*Task objective:* Count the lines that include the string "each", and give only that number.

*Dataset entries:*

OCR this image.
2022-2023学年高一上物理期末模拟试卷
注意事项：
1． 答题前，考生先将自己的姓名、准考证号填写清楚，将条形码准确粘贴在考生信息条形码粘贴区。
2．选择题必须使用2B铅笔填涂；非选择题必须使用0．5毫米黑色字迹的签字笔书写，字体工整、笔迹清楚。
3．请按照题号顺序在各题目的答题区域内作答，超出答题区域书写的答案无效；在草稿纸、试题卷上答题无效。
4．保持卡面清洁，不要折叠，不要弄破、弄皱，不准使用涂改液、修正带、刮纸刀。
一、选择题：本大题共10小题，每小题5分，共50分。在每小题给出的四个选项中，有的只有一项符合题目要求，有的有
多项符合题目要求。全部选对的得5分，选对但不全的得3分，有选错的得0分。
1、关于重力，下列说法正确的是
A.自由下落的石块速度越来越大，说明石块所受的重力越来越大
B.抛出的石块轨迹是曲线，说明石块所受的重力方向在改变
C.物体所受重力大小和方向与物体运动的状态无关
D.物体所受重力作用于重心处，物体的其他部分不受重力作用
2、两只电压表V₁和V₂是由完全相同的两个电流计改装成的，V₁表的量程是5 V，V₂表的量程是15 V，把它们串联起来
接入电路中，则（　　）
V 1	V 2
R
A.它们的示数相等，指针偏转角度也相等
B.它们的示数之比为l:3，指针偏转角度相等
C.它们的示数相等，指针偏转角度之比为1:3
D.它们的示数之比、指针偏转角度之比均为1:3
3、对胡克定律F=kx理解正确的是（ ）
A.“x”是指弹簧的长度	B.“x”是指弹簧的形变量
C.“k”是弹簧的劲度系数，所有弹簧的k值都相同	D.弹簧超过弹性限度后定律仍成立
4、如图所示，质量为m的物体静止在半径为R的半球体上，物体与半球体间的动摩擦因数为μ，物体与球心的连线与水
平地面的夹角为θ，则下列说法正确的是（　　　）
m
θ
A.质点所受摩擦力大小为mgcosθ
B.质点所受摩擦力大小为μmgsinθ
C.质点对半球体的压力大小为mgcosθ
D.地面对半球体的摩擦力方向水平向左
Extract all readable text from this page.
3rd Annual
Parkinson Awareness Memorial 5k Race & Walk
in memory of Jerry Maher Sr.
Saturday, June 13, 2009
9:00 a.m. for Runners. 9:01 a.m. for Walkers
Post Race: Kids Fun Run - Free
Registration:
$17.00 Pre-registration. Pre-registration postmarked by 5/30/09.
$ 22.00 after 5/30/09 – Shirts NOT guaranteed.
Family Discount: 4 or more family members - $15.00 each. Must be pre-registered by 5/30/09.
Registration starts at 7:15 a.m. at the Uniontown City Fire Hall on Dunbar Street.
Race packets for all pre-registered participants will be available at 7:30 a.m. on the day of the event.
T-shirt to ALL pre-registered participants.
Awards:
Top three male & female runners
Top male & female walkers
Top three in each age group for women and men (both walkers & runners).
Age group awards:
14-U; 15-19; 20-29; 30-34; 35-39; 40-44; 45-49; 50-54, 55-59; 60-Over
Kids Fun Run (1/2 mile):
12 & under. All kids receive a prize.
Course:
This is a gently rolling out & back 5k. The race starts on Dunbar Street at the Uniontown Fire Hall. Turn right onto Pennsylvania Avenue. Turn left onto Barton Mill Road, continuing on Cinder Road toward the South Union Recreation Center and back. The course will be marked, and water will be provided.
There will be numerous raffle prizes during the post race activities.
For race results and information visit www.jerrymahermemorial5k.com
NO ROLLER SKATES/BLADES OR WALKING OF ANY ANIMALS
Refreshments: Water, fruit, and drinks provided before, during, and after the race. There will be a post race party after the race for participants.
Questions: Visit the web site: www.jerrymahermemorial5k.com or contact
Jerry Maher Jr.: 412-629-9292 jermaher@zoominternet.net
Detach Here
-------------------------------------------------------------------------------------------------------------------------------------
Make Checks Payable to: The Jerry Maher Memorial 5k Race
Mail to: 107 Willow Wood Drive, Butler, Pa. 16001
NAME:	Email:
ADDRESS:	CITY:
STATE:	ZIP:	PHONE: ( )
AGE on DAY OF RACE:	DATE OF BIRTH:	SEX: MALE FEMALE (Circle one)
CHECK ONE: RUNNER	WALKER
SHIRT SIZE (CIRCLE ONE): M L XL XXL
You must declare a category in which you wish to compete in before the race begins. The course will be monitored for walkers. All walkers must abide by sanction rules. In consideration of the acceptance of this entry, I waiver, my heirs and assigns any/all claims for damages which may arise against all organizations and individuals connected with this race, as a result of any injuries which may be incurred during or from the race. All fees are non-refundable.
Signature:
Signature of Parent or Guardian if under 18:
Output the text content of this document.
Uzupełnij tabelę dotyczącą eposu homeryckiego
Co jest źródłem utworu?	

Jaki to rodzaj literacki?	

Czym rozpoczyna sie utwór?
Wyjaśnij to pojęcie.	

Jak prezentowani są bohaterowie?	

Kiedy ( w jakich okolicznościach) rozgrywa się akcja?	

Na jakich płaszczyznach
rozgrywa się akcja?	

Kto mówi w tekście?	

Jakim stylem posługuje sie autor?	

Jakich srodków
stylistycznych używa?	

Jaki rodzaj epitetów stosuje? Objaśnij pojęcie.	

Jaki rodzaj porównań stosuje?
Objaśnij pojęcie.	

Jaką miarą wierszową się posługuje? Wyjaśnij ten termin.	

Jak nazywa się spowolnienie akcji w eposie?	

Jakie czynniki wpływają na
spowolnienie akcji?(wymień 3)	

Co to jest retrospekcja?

*Correct answer:* 2